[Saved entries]
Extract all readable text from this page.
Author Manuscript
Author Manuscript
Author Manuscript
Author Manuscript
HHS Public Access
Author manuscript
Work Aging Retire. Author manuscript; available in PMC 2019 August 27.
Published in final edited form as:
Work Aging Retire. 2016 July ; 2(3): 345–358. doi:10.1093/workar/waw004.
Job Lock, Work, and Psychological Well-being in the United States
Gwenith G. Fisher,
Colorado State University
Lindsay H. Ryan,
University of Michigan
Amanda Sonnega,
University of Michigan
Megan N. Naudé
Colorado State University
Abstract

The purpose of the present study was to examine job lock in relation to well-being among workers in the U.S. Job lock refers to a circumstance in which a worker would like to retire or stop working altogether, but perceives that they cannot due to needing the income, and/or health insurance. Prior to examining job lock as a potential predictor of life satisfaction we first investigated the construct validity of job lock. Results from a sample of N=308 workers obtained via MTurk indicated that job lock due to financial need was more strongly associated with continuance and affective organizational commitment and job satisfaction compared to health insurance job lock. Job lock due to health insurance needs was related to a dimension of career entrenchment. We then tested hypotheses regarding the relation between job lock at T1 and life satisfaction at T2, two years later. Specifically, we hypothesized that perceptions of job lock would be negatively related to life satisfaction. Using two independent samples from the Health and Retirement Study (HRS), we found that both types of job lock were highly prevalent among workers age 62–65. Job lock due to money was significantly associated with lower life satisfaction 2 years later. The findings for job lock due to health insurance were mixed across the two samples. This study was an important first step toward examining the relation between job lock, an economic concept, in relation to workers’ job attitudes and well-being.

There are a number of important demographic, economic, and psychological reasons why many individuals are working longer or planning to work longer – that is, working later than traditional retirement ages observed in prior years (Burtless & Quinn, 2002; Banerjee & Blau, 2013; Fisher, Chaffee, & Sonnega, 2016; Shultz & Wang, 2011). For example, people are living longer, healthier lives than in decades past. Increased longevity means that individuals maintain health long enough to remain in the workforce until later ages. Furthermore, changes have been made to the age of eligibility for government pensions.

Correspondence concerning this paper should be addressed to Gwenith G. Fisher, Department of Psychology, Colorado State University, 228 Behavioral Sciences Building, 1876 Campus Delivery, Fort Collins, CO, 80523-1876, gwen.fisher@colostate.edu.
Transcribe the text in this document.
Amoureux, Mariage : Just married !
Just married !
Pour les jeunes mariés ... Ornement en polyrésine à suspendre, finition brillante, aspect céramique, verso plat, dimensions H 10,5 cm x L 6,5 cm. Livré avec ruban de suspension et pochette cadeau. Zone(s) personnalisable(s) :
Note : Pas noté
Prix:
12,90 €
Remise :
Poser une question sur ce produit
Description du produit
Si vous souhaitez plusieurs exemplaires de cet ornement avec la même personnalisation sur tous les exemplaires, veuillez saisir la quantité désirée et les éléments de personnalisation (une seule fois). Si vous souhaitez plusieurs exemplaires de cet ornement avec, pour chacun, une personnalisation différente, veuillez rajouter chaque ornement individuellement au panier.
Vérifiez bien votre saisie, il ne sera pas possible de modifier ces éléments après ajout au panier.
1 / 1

### Set problem
Set down every record above exactly as given.

### Exercise solution
Extract all readable text from this page.
Author Manuscript
Author Manuscript
Author Manuscript
Author Manuscript
HHS Public Access
Author manuscript
Work Aging Retire. Author manuscript; available in PMC 2019 August 27.
Published in final edited form as:
Work Aging Retire. 2016 July ; 2(3): 345–358. doi:10.1093/workar/waw004.
Job Lock, Work, and Psychological Well-being in the United States
Gwenith G. Fisher,
Colorado State University
Lindsay H. Ryan,
University of Michigan
Amanda Sonnega,
University of Michigan
Megan N. Naudé
Colorado State University
Abstract

The purpose of the present study was to examine job lock in relation to well-being among workers in the U.S. Job lock refers to a circumstance in which a worker would like to retire or stop working altogether, but perceives that they cannot due to needing the income, and/or health insurance. Prior to examining job lock as a potential predictor of life satisfaction we first investigated the construct validity of job lock. Results from a sample of N=308 workers obtained via MTurk indicated that job lock due to financial need was more strongly associated with continuance and affective organizational commitment and job satisfaction compared to health insurance job lock. Job lock due to health insurance needs was related to a dimension of career entrenchment. We then tested hypotheses regarding the relation between job lock at T1 and life satisfaction at T2, two years later. Specifically, we hypothesized that perceptions of job lock would be negatively related to life satisfaction. Using two independent samples from the Health and Retirement Study (HRS), we found that both types of job lock were highly prevalent among workers age 62–65. Job lock due to money was significantly associated with lower life satisfaction 2 years later. The findings for job lock due to health insurance were mixed across the two samples. This study was an important first step toward examining the relation between job lock, an economic concept, in relation to workers’ job attitudes and well-being.

There are a number of important demographic, economic, and psychological reasons why many individuals are working longer or planning to work longer – that is, working later than traditional retirement ages observed in prior years (Burtless & Quinn, 2002; Banerjee & Blau, 2013; Fisher, Chaffee, & Sonnega, 2016; Shultz & Wang, 2011). For example, people are living longer, healthier lives than in decades past. Increased longevity means that individuals maintain health long enough to remain in the workforce until later ages. Furthermore, changes have been made to the age of eligibility for government pensions.

Correspondence concerning this paper should be addressed to Gwenith G. Fisher, Department of Psychology, Colorado State University, 228 Behavioral Sciences Building, 1876 Campus Delivery, Fort Collins, CO, 80523-1876, gwen.fisher@colostate.edu.
Transcribe the text in this document.
Amoureux, Mariage : Just married !
Just married !
Pour les jeunes mariés ... Ornement en polyrésine à suspendre, finition brillante, aspect céramique, verso plat, dimensions H 10,5 cm x L 6,5 cm. Livré avec ruban de suspension et pochette cadeau. Zone(s) personnalisable(s) :
Note : Pas noté
Prix:
12,90 €
Remise :
Poser une question sur ce produit
Description du produit
Si vous souhaitez plusieurs exemplaires de cet ornement avec la même personnalisation sur tous les exemplaires, veuillez saisir la quantité désirée et les éléments de personnalisation (une seule fois). Si vous souhaitez plusieurs exemplaires de cet ornement avec, pour chacun, une personnalisation différente, veuillez rajouter chaque ornement individuellement au panier.
Vérifiez bien votre saisie, il ne sera pas possible de modifier ces éléments après ajout au panier.
1 / 1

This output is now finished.